Your goal
Select each line where the word "arcsec" appears.

Provided data
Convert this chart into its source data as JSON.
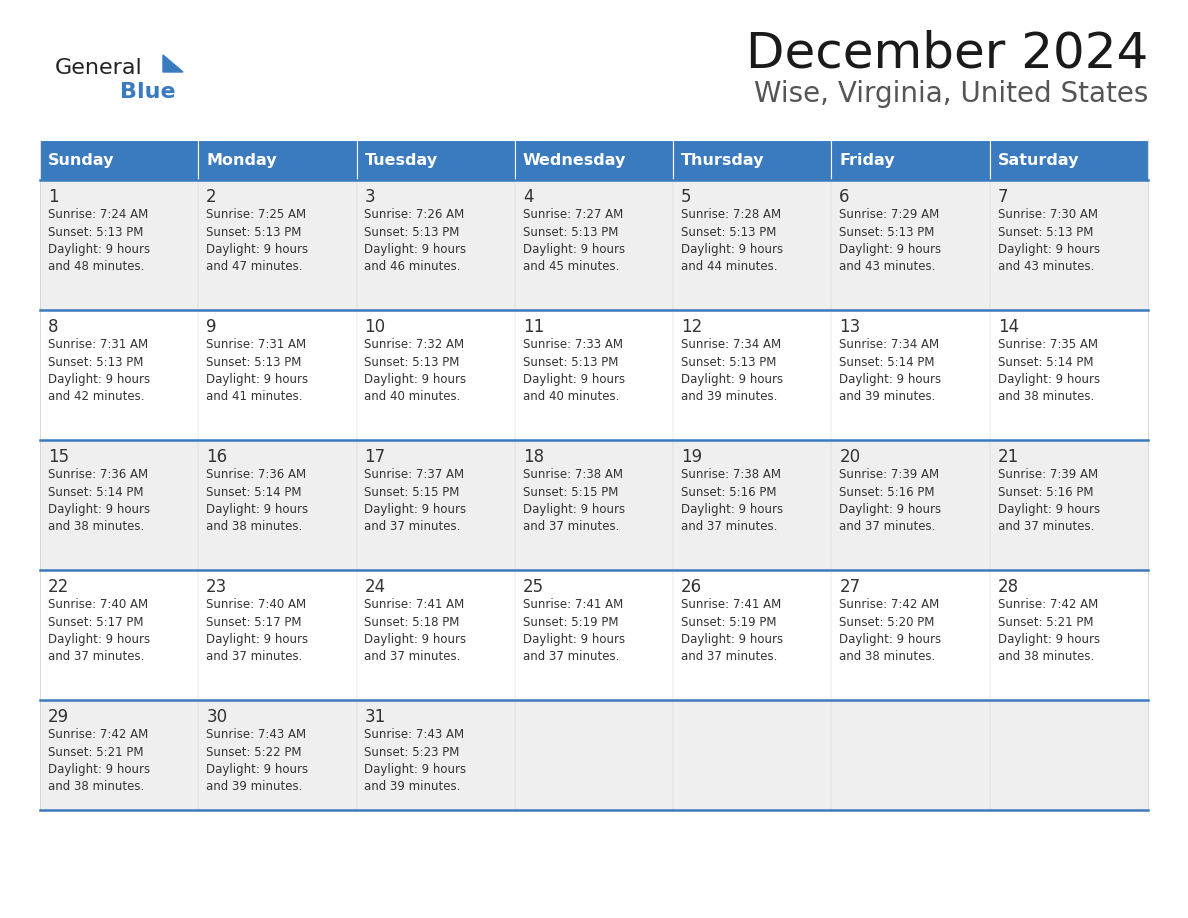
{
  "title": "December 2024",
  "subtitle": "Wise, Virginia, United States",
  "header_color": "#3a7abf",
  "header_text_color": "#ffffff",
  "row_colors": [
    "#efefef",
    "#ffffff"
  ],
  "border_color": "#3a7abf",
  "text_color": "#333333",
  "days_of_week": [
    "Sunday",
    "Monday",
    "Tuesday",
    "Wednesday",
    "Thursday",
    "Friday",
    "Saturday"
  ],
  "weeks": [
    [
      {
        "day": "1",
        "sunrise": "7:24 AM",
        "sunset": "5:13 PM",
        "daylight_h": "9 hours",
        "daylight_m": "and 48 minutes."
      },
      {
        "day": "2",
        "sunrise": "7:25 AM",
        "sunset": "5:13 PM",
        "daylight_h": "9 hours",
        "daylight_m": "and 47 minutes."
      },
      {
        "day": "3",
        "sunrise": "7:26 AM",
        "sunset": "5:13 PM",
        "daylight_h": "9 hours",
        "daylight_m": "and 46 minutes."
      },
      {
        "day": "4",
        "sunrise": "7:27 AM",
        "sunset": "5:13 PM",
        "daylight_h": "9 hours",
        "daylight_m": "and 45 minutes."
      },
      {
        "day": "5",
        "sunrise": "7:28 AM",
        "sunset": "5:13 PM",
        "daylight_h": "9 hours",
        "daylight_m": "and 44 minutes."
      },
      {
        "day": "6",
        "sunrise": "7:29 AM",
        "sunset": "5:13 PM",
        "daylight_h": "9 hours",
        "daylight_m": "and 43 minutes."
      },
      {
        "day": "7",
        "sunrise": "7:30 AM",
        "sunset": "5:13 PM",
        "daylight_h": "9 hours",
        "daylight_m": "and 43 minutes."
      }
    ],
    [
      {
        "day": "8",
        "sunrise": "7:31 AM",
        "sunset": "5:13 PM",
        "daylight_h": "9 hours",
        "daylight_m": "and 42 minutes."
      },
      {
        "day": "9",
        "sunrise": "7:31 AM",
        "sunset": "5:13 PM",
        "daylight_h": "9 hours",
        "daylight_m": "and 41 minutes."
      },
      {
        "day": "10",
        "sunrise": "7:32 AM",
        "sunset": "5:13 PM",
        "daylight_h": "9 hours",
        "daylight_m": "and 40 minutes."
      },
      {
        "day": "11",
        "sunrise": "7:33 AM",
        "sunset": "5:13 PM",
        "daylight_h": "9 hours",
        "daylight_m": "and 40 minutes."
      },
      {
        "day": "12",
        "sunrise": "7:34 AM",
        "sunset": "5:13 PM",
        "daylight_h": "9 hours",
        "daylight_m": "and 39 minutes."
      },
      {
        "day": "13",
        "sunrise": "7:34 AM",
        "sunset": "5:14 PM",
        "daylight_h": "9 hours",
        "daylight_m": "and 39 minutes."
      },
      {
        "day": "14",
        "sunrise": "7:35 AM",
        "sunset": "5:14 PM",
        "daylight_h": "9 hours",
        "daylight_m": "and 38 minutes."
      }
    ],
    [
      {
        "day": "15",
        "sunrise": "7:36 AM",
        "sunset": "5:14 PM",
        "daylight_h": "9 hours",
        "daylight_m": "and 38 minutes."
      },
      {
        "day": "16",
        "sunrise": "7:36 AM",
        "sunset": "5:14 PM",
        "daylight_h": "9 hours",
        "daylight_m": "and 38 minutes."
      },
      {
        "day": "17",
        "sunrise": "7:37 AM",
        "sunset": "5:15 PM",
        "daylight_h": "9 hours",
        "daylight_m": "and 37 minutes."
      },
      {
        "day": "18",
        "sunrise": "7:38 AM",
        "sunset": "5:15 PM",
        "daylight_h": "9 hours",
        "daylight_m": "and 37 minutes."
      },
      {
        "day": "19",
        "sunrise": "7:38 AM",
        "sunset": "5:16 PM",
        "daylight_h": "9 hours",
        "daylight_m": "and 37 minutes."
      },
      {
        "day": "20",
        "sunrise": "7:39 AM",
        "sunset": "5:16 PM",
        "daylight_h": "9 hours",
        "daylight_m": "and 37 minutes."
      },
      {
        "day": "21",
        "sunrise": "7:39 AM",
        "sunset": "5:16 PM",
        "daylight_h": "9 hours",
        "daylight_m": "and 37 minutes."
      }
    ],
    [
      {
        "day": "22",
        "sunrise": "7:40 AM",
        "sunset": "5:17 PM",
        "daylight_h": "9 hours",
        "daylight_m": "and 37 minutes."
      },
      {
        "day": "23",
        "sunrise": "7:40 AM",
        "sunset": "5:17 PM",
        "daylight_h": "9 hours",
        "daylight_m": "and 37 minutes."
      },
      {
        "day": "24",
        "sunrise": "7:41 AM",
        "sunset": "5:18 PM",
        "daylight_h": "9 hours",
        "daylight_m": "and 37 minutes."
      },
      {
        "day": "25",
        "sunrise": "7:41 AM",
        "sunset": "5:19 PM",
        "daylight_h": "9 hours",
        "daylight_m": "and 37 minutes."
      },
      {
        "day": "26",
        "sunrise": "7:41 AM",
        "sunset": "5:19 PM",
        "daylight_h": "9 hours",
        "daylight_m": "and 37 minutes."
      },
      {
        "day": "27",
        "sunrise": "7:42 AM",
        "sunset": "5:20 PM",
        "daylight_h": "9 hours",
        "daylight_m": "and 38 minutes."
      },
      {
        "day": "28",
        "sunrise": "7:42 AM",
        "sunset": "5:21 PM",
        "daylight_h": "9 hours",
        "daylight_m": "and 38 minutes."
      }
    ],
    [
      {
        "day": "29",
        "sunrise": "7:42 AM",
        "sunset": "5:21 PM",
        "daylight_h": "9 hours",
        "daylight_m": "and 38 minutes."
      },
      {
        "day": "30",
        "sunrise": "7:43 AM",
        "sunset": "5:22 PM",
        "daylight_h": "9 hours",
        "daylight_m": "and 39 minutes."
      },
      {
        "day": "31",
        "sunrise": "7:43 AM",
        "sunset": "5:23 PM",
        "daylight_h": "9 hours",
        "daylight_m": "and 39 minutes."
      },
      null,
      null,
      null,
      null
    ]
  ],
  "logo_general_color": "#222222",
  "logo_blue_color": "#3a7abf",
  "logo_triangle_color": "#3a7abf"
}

--

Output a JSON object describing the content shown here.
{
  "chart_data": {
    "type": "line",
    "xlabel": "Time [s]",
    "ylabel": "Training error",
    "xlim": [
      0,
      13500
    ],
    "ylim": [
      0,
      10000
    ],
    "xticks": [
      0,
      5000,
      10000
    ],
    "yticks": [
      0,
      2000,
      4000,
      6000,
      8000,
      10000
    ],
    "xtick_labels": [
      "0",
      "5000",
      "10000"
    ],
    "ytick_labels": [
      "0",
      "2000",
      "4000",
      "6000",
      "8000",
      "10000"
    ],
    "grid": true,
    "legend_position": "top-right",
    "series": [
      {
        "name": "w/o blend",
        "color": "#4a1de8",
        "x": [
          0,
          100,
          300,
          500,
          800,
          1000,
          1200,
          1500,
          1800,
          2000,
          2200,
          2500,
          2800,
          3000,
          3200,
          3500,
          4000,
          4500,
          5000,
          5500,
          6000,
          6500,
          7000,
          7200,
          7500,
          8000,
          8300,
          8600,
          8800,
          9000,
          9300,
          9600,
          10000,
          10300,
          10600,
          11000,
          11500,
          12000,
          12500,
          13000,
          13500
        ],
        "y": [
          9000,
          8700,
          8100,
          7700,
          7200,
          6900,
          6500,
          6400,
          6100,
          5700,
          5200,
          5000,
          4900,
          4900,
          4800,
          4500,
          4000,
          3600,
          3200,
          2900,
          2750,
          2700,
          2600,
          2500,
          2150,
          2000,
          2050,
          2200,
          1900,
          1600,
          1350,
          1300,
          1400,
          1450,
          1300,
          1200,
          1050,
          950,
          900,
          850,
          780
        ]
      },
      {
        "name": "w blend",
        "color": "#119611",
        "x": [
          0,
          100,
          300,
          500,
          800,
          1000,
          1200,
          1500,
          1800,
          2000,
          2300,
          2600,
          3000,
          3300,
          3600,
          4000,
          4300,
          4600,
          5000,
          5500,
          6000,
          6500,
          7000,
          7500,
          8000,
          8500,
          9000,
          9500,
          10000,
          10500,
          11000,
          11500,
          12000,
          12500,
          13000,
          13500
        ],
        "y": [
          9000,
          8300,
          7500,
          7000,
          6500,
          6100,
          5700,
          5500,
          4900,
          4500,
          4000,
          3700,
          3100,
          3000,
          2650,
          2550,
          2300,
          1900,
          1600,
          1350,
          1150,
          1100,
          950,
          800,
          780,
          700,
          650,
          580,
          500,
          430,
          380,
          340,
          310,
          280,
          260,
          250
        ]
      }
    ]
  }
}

==

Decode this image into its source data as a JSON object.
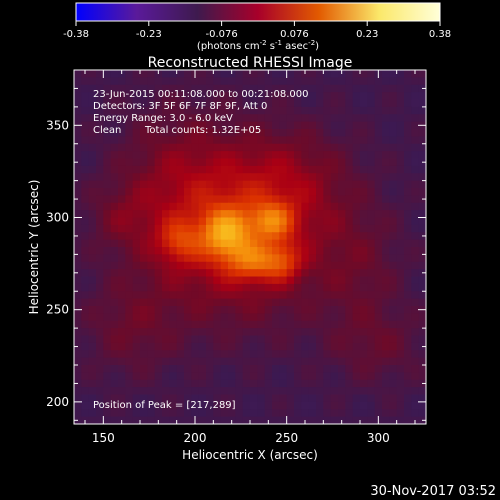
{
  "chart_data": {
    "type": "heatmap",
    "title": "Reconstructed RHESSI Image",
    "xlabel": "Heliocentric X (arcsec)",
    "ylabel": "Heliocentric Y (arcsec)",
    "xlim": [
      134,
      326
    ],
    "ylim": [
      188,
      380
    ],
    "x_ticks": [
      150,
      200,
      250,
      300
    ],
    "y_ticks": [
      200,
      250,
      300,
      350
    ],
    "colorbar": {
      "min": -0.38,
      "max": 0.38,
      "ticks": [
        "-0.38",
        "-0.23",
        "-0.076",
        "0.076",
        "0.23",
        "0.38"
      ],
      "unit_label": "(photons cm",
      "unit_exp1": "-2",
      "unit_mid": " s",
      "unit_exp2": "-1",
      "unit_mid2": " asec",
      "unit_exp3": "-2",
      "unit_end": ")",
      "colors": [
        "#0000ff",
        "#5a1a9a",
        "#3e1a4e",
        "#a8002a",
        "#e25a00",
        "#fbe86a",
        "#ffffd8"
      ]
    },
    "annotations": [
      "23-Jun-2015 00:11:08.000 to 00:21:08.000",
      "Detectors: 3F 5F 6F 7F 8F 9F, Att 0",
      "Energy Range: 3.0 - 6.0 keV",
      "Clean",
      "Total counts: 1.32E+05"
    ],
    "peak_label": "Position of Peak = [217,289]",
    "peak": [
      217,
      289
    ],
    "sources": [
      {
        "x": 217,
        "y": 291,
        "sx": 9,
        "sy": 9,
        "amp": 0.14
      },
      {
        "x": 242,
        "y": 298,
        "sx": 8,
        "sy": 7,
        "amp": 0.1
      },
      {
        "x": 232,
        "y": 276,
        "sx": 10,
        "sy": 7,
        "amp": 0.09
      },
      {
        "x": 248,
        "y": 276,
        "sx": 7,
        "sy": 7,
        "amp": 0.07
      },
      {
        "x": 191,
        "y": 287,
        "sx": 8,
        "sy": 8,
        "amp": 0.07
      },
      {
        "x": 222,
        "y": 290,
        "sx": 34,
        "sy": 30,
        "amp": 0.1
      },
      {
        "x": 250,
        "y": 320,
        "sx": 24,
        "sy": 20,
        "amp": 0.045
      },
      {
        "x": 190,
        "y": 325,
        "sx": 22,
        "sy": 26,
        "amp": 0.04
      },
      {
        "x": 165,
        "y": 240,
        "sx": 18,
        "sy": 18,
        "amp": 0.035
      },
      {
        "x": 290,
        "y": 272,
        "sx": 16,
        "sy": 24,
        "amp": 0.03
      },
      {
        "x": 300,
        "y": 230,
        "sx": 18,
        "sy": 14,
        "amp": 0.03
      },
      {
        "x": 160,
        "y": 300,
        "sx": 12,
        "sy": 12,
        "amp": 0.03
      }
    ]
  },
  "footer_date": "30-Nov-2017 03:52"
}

Final answer
    "xlabel": "Heliocentric X (arcsec)",
    "ylabel": "Heliocentric Y (arcsec)",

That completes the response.